Records from a dataset
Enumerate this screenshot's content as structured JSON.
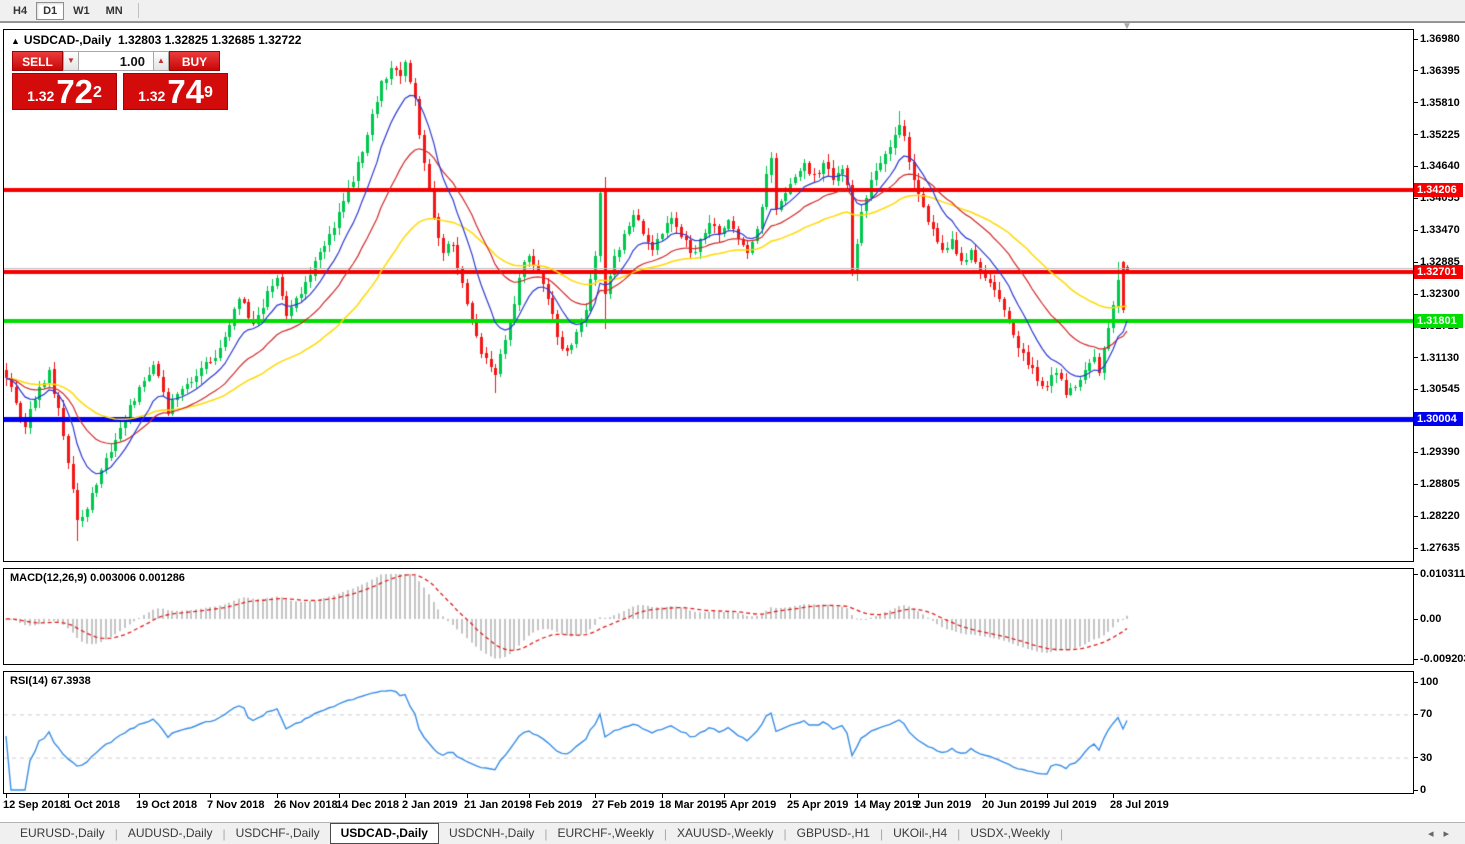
{
  "toolbar": {
    "timeframes": [
      "H4",
      "D1",
      "W1",
      "MN"
    ],
    "active": "D1"
  },
  "window": {
    "info_symbol": "USDCAD-,Daily",
    "info_ohlc": "1.32803 1.32825 1.32685 1.32722",
    "shift_marker": "▼"
  },
  "trade_panel": {
    "sell_label": "SELL",
    "buy_label": "BUY",
    "volume": "1.00",
    "spin_down": "▼",
    "spin_up": "▲",
    "sell_price": {
      "prefix": "1.32",
      "big": "72",
      "sup": "2"
    },
    "buy_price": {
      "prefix": "1.32",
      "big": "74",
      "sup": "9"
    },
    "accent_color": "#d40b0b"
  },
  "chart_data": {
    "type": "candlestick",
    "symbol": "USDCAD-",
    "period": "Daily",
    "last_ohlc": {
      "open": 1.32803,
      "high": 1.32825,
      "low": 1.32685,
      "close": 1.32722
    },
    "price_axis": {
      "max": 1.3698,
      "min": 1.27635,
      "ticks": [
        "1.36980",
        "1.36395",
        "1.35810",
        "1.35225",
        "1.34640",
        "1.34055",
        "1.33470",
        "1.32885",
        "1.32300",
        "1.31715",
        "1.31130",
        "1.30545",
        "1.29390",
        "1.28805",
        "1.28220",
        "1.27635"
      ]
    },
    "h_lines": [
      {
        "value": 1.34206,
        "label": "1.34206",
        "color": "#f50000",
        "width": 4
      },
      {
        "value": 1.32701,
        "label": "1.32701",
        "color": "#f50000",
        "width": 4
      },
      {
        "value": 1.31801,
        "label": "1.31801",
        "color": "#00dd00",
        "width": 4
      },
      {
        "value": 1.30004,
        "label": "1.30004",
        "color": "#0000f0",
        "width": 5
      }
    ],
    "current_price_line": {
      "value": 1.32722,
      "color": "#bebebe"
    },
    "x_labels": [
      {
        "text": "12 Sep 2018",
        "i": 0
      },
      {
        "text": "1 Oct 2018",
        "i": 13
      },
      {
        "text": "19 Oct 2018",
        "i": 28
      },
      {
        "text": "7 Nov 2018",
        "i": 43
      },
      {
        "text": "26 Nov 2018",
        "i": 57
      },
      {
        "text": "14 Dec 2018",
        "i": 70
      },
      {
        "text": "2 Jan 2019",
        "i": 84
      },
      {
        "text": "21 Jan 2019",
        "i": 97
      },
      {
        "text": "8 Feb 2019",
        "i": 110
      },
      {
        "text": "27 Feb 2019",
        "i": 124
      },
      {
        "text": "18 Mar 2019",
        "i": 138
      },
      {
        "text": "5 Apr 2019",
        "i": 151
      },
      {
        "text": "25 Apr 2019",
        "i": 165
      },
      {
        "text": "14 May 2019",
        "i": 179
      },
      {
        "text": "2 Jun 2019",
        "i": 192
      },
      {
        "text": "20 Jun 2019",
        "i": 206
      },
      {
        "text": "9 Jul 2019",
        "i": 219
      },
      {
        "text": "28 Jul 2019",
        "i": 233
      }
    ],
    "candles": {
      "count": 237,
      "up_color": "#00c84e",
      "down_color": "#f31616",
      "close_anchors": [
        [
          0,
          1.3075
        ],
        [
          2,
          1.303
        ],
        [
          4,
          1.2985
        ],
        [
          6,
          1.3035
        ],
        [
          9,
          1.309
        ],
        [
          11,
          1.302
        ],
        [
          13,
          1.292
        ],
        [
          15,
          1.2815
        ],
        [
          17,
          1.2835
        ],
        [
          19,
          1.288
        ],
        [
          22,
          1.294
        ],
        [
          25,
          1.3
        ],
        [
          28,
          1.306
        ],
        [
          31,
          1.31
        ],
        [
          34,
          1.301
        ],
        [
          37,
          1.3055
        ],
        [
          40,
          1.308
        ],
        [
          43,
          1.3105
        ],
        [
          46,
          1.315
        ],
        [
          49,
          1.322
        ],
        [
          52,
          1.3175
        ],
        [
          55,
          1.3235
        ],
        [
          57,
          1.326
        ],
        [
          59,
          1.319
        ],
        [
          62,
          1.323
        ],
        [
          65,
          1.329
        ],
        [
          68,
          1.334
        ],
        [
          71,
          1.34
        ],
        [
          73,
          1.3435
        ],
        [
          75,
          1.349
        ],
        [
          77,
          1.356
        ],
        [
          79,
          1.362
        ],
        [
          81,
          1.3645
        ],
        [
          83,
          1.363
        ],
        [
          84,
          1.3655
        ],
        [
          86,
          1.359
        ],
        [
          88,
          1.347
        ],
        [
          90,
          1.337
        ],
        [
          92,
          1.3305
        ],
        [
          94,
          1.332
        ],
        [
          96,
          1.325
        ],
        [
          98,
          1.318
        ],
        [
          100,
          1.312
        ],
        [
          103,
          1.3082
        ],
        [
          106,
          1.318
        ],
        [
          108,
          1.326
        ],
        [
          110,
          1.33
        ],
        [
          112,
          1.327
        ],
        [
          114,
          1.322
        ],
        [
          116,
          1.315
        ],
        [
          118,
          1.3125
        ],
        [
          120,
          1.316
        ],
        [
          122,
          1.32
        ],
        [
          124,
          1.33
        ],
        [
          125,
          1.3415
        ],
        [
          126,
          1.323
        ],
        [
          128,
          1.33
        ],
        [
          130,
          1.334
        ],
        [
          132,
          1.3375
        ],
        [
          134,
          1.334
        ],
        [
          136,
          1.331
        ],
        [
          138,
          1.334
        ],
        [
          140,
          1.337
        ],
        [
          142,
          1.3335
        ],
        [
          144,
          1.3305
        ],
        [
          146,
          1.333
        ],
        [
          148,
          1.336
        ],
        [
          150,
          1.334
        ],
        [
          152,
          1.3365
        ],
        [
          154,
          1.333
        ],
        [
          156,
          1.3305
        ],
        [
          158,
          1.335
        ],
        [
          160,
          1.345
        ],
        [
          161,
          1.348
        ],
        [
          162,
          1.3385
        ],
        [
          164,
          1.3415
        ],
        [
          166,
          1.3445
        ],
        [
          168,
          1.347
        ],
        [
          170,
          1.345
        ],
        [
          172,
          1.347
        ],
        [
          174,
          1.344
        ],
        [
          176,
          1.346
        ],
        [
          177,
          1.343
        ],
        [
          178,
          1.327
        ],
        [
          180,
          1.338
        ],
        [
          182,
          1.344
        ],
        [
          184,
          1.347
        ],
        [
          186,
          1.35
        ],
        [
          188,
          1.354
        ],
        [
          189,
          1.352
        ],
        [
          191,
          1.344
        ],
        [
          193,
          1.339
        ],
        [
          195,
          1.335
        ],
        [
          197,
          1.331
        ],
        [
          199,
          1.333
        ],
        [
          201,
          1.329
        ],
        [
          203,
          1.331
        ],
        [
          205,
          1.327
        ],
        [
          207,
          1.325
        ],
        [
          209,
          1.322
        ],
        [
          211,
          1.318
        ],
        [
          213,
          1.313
        ],
        [
          215,
          1.31
        ],
        [
          217,
          1.307
        ],
        [
          219,
          1.306
        ],
        [
          221,
          1.3085
        ],
        [
          223,
          1.3045
        ],
        [
          225,
          1.306
        ],
        [
          227,
          1.309
        ],
        [
          229,
          1.3115
        ],
        [
          230,
          1.3085
        ],
        [
          231,
          1.313
        ],
        [
          232,
          1.3168
        ],
        [
          233,
          1.321
        ],
        [
          234,
          1.3255
        ],
        [
          235,
          1.32
        ],
        [
          236,
          1.32722
        ]
      ],
      "overrides": {
        "15": {
          "l": 1.2776
        },
        "103": {
          "l": 1.3048
        },
        "126": {
          "o": 1.342,
          "h": 1.3445,
          "l": 1.3165,
          "c": 1.323
        },
        "188": {
          "h": 1.3565
        },
        "234": {
          "h": 1.3288
        },
        "235": {
          "o": 1.3288,
          "h": 1.329,
          "l": 1.3195,
          "c": 1.32
        },
        "236": {
          "o": 1.32803,
          "h": 1.32825,
          "l": 1.32685,
          "c": 1.32722
        }
      }
    },
    "moving_averages": [
      {
        "period": 10,
        "color": "#2e3bd0",
        "width": 1.2
      },
      {
        "period": 24,
        "color": "#d02b2b",
        "width": 1.2
      },
      {
        "period": 52,
        "color": "#ffd900",
        "width": 1.5
      }
    ],
    "macd": {
      "label": "MACD(12,26,9)",
      "value_main": "0.003006",
      "value_signal": "0.001286",
      "params": [
        12,
        26,
        9
      ],
      "max": 0.010311,
      "min": -0.009203,
      "ticks": [
        {
          "v": 0.010311,
          "text": "0.010311"
        },
        {
          "v": 0,
          "text": "0.00"
        },
        {
          "v": -0.009203,
          "text": "-0.009203"
        }
      ],
      "hist_color": "#c4c4c4",
      "signal_color": "#e02020"
    },
    "rsi": {
      "label": "RSI(14)",
      "value": "67.3938",
      "period": 14,
      "ticks": [
        100,
        70,
        30,
        0
      ],
      "levels": [
        70,
        30
      ],
      "color": "#3a8ee6",
      "level_color": "#cfcfcf"
    }
  },
  "tabs": {
    "items": [
      "EURUSD-,Daily",
      "AUDUSD-,Daily",
      "USDCHF-,Daily",
      "USDCAD-,Daily",
      "USDCNH-,Daily",
      "EURCHF-,Weekly",
      "XAUUSD-,Weekly",
      "GBPUSD-,H1",
      "UKOil-,H4",
      "USDX-,Weekly"
    ],
    "active_index": 3,
    "scroll_left": "◂",
    "scroll_right": "▸"
  }
}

> [Exercise objective]
Where a line above holds the string "Daily", show that line.

> [Solved exercise]
    "info_symbol": "USDCAD-,Daily",
    "period": "Daily",
      "EURUSD-,Daily",
      "AUDUSD-,Daily",
      "USDCHF-,Daily",
      "USDCAD-,Daily",
      "USDCNH-,Daily",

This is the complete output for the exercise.